Short task: Please copy every line of the records below that holds the word "Ling".

Data rows:

━━━━━━

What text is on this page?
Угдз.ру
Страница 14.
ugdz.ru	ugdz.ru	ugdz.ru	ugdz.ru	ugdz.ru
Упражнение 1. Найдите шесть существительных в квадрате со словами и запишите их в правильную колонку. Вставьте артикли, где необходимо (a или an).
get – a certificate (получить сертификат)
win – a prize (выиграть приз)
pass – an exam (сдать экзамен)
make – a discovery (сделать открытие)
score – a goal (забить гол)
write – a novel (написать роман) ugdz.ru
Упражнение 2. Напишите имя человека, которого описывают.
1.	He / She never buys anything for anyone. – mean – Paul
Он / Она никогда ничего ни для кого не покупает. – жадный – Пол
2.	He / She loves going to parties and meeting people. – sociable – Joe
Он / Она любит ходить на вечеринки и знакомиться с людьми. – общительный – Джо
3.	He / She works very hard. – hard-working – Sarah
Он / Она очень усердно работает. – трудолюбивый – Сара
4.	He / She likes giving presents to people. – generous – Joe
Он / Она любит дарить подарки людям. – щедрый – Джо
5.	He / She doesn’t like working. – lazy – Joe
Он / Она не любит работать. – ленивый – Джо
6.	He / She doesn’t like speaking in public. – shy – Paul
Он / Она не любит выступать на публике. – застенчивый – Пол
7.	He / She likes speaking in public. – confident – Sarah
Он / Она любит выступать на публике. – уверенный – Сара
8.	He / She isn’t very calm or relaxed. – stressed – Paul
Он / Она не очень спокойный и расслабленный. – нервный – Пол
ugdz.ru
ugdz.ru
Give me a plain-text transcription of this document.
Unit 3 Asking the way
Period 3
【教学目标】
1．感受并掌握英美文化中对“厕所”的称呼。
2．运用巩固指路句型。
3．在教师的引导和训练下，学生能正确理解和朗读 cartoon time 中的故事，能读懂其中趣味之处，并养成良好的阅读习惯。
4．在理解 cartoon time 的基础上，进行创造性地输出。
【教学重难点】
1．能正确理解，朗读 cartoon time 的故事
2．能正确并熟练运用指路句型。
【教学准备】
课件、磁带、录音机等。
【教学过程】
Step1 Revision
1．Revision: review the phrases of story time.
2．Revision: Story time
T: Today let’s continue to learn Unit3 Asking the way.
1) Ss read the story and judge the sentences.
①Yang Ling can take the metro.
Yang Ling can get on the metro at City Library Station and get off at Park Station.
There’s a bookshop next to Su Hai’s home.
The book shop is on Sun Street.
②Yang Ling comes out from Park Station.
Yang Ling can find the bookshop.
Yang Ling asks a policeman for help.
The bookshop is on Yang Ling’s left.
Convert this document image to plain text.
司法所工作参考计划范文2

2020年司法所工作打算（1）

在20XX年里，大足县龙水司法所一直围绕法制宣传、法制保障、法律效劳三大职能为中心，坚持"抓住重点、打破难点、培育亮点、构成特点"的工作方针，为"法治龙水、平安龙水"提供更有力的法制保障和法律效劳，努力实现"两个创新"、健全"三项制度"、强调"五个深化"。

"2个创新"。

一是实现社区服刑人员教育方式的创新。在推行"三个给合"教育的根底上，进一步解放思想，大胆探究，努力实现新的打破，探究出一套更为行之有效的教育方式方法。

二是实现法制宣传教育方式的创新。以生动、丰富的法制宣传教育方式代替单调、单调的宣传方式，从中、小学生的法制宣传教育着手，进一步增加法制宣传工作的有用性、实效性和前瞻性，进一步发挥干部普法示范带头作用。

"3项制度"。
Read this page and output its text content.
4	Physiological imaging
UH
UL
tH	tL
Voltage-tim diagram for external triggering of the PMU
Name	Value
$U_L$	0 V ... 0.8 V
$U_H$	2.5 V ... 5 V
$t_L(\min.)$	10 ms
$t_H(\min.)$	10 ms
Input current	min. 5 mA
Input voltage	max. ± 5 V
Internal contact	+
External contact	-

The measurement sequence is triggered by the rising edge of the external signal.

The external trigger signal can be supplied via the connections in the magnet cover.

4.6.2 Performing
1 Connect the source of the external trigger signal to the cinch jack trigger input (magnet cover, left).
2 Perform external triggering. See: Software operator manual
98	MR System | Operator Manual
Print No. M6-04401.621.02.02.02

━━━━━━

Full response:
①Yang Ling can take the metro.
Yang Ling can get on the metro at City Library Station and get off at Park Station.
②Yang Ling comes out from Park Station.
Yang Ling can find the bookshop.
Yang Ling asks a policeman for help.
The bookshop is on Yang Ling’s left.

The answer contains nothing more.